*Short problem*: Without including any images, reproduce each entry exactly.

*Information shown*:
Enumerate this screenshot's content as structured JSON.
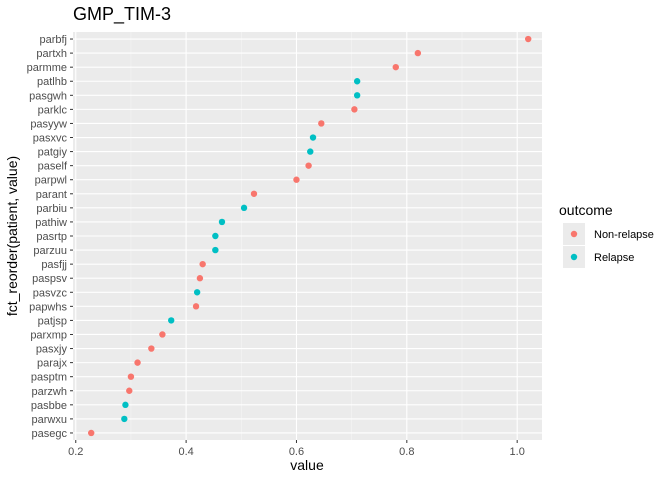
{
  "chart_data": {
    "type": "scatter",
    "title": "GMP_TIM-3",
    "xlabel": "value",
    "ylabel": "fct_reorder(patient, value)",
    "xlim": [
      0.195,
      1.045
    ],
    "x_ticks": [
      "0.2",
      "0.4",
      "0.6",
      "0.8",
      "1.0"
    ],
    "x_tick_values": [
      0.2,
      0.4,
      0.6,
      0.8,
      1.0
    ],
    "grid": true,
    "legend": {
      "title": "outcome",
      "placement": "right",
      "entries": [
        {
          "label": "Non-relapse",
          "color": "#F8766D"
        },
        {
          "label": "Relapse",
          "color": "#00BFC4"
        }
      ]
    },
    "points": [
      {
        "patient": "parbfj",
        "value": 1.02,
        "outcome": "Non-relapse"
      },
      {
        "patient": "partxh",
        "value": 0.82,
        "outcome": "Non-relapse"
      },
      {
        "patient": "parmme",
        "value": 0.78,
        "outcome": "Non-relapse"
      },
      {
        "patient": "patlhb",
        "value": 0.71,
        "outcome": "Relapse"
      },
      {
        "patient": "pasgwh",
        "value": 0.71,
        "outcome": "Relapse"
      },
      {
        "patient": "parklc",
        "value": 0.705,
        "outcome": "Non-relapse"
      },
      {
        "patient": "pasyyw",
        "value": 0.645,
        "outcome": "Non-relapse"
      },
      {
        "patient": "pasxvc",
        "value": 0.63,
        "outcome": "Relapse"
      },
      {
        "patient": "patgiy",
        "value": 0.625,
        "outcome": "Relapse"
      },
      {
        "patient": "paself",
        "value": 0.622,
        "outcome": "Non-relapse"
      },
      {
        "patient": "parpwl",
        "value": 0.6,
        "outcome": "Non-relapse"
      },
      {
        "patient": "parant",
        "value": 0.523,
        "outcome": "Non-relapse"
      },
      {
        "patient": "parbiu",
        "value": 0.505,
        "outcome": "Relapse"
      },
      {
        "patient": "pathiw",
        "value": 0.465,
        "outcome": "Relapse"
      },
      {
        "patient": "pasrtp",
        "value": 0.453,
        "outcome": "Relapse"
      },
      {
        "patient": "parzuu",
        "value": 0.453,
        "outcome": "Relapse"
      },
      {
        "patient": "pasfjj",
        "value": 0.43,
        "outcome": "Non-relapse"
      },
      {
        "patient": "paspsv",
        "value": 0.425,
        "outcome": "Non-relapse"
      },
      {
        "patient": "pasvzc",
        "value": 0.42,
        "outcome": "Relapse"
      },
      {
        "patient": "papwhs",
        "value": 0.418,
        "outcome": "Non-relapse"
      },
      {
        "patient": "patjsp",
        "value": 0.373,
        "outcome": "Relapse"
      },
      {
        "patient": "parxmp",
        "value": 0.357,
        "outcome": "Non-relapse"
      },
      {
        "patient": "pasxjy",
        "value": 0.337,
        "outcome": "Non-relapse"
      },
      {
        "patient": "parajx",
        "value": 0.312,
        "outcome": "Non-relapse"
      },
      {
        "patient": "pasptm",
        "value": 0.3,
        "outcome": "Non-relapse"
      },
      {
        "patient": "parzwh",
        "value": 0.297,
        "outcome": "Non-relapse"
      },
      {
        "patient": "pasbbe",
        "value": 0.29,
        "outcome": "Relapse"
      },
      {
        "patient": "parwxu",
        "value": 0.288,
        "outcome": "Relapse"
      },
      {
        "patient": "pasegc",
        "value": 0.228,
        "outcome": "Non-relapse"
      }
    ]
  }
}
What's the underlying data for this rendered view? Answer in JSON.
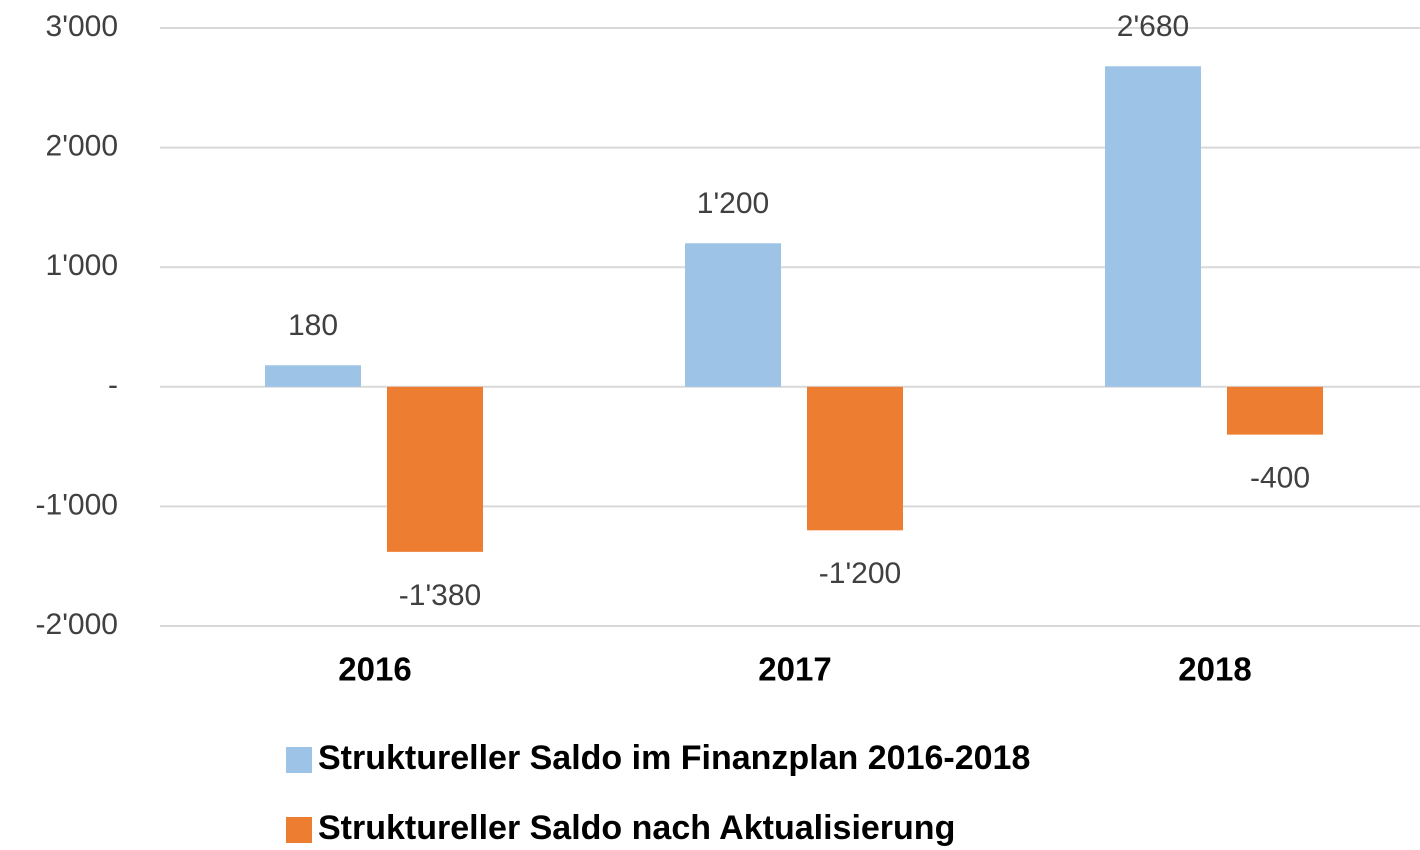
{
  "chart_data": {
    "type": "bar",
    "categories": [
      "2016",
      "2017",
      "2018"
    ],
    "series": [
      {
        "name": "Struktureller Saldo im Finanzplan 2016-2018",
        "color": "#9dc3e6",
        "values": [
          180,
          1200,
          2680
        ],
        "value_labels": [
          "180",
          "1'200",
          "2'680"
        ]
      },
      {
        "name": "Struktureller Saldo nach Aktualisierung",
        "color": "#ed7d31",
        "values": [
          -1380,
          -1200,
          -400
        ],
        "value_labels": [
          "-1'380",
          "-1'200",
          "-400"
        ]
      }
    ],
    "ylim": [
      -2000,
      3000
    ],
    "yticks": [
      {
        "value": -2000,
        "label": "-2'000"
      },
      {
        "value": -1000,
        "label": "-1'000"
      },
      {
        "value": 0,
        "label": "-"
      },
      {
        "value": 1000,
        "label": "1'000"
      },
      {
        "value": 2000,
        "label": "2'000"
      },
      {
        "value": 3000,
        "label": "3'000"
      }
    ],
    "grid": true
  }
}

*Exercise response*:
Enumerate this screenshot's content as structured JSON.
{
  "chart_data": {
    "type": "scatter",
    "title": "GMP_TIM-3",
    "xlabel": "value",
    "ylabel": "fct_reorder(patient, value)",
    "xlim": [
      0.195,
      1.045
    ],
    "x_ticks": [
      "0.2",
      "0.4",
      "0.6",
      "0.8",
      "1.0"
    ],
    "x_tick_values": [
      0.2,
      0.4,
      0.6,
      0.8,
      1.0
    ],
    "grid": true,
    "legend": {
      "title": "outcome",
      "placement": "right",
      "entries": [
        {
          "label": "Non-relapse",
          "color": "#F8766D"
        },
        {
          "label": "Relapse",
          "color": "#00BFC4"
        }
      ]
    },
    "points": [
      {
        "patient": "parbfj",
        "value": 1.02,
        "outcome": "Non-relapse"
      },
      {
        "patient": "partxh",
        "value": 0.82,
        "outcome": "Non-relapse"
      },
      {
        "patient": "parmme",
        "value": 0.78,
        "outcome": "Non-relapse"
      },
      {
        "patient": "patlhb",
        "value": 0.71,
        "outcome": "Relapse"
      },
      {
        "patient": "pasgwh",
        "value": 0.71,
        "outcome": "Relapse"
      },
      {
        "patient": "parklc",
        "value": 0.705,
        "outcome": "Non-relapse"
      },
      {
        "patient": "pasyyw",
        "value": 0.645,
        "outcome": "Non-relapse"
      },
      {
        "patient": "pasxvc",
        "value": 0.63,
        "outcome": "Relapse"
      },
      {
        "patient": "patgiy",
        "value": 0.625,
        "outcome": "Relapse"
      },
      {
        "patient": "paself",
        "value": 0.622,
        "outcome": "Non-relapse"
      },
      {
        "patient": "parpwl",
        "value": 0.6,
        "outcome": "Non-relapse"
      },
      {
        "patient": "parant",
        "value": 0.523,
        "outcome": "Non-relapse"
      },
      {
        "patient": "parbiu",
        "value": 0.505,
        "outcome": "Relapse"
      },
      {
        "patient": "pathiw",
        "value": 0.465,
        "outcome": "Relapse"
      },
      {
        "patient": "pasrtp",
        "value": 0.453,
        "outcome": "Relapse"
      },
      {
        "patient": "parzuu",
        "value": 0.453,
        "outcome": "Relapse"
      },
      {
        "patient": "pasfjj",
        "value": 0.43,
        "outcome": "Non-relapse"
      },
      {
        "patient": "paspsv",
        "value": 0.425,
        "outcome": "Non-relapse"
      },
      {
        "patient": "pasvzc",
        "value": 0.42,
        "outcome": "Relapse"
      },
      {
        "patient": "papwhs",
        "value": 0.418,
        "outcome": "Non-relapse"
      },
      {
        "patient": "patjsp",
        "value": 0.373,
        "outcome": "Relapse"
      },
      {
        "patient": "parxmp",
        "value": 0.357,
        "outcome": "Non-relapse"
      },
      {
        "patient": "pasxjy",
        "value": 0.337,
        "outcome": "Non-relapse"
      },
      {
        "patient": "parajx",
        "value": 0.312,
        "outcome": "Non-relapse"
      },
      {
        "patient": "pasptm",
        "value": 0.3,
        "outcome": "Non-relapse"
      },
      {
        "patient": "parzwh",
        "value": 0.297,
        "outcome": "Non-relapse"
      },
      {
        "patient": "pasbbe",
        "value": 0.29,
        "outcome": "Relapse"
      },
      {
        "patient": "parwxu",
        "value": 0.288,
        "outcome": "Relapse"
      },
      {
        "patient": "pasegc",
        "value": 0.228,
        "outcome": "Non-relapse"
      }
    ]
  }
}
What's the underlying data for this rendered view? Answer in JSON.
{
  "chart_data": {
    "type": "bar",
    "categories": [
      "2016",
      "2017",
      "2018"
    ],
    "series": [
      {
        "name": "Struktureller Saldo im Finanzplan 2016-2018",
        "color": "#9dc3e6",
        "values": [
          180,
          1200,
          2680
        ],
        "value_labels": [
          "180",
          "1'200",
          "2'680"
        ]
      },
      {
        "name": "Struktureller Saldo nach Aktualisierung",
        "color": "#ed7d31",
        "values": [
          -1380,
          -1200,
          -400
        ],
        "value_labels": [
          "-1'380",
          "-1'200",
          "-400"
        ]
      }
    ],
    "ylim": [
      -2000,
      3000
    ],
    "yticks": [
      {
        "value": -2000,
        "label": "-2'000"
      },
      {
        "value": -1000,
        "label": "-1'000"
      },
      {
        "value": 0,
        "label": "-"
      },
      {
        "value": 1000,
        "label": "1'000"
      },
      {
        "value": 2000,
        "label": "2'000"
      },
      {
        "value": 3000,
        "label": "3'000"
      }
    ],
    "grid": true
  }
}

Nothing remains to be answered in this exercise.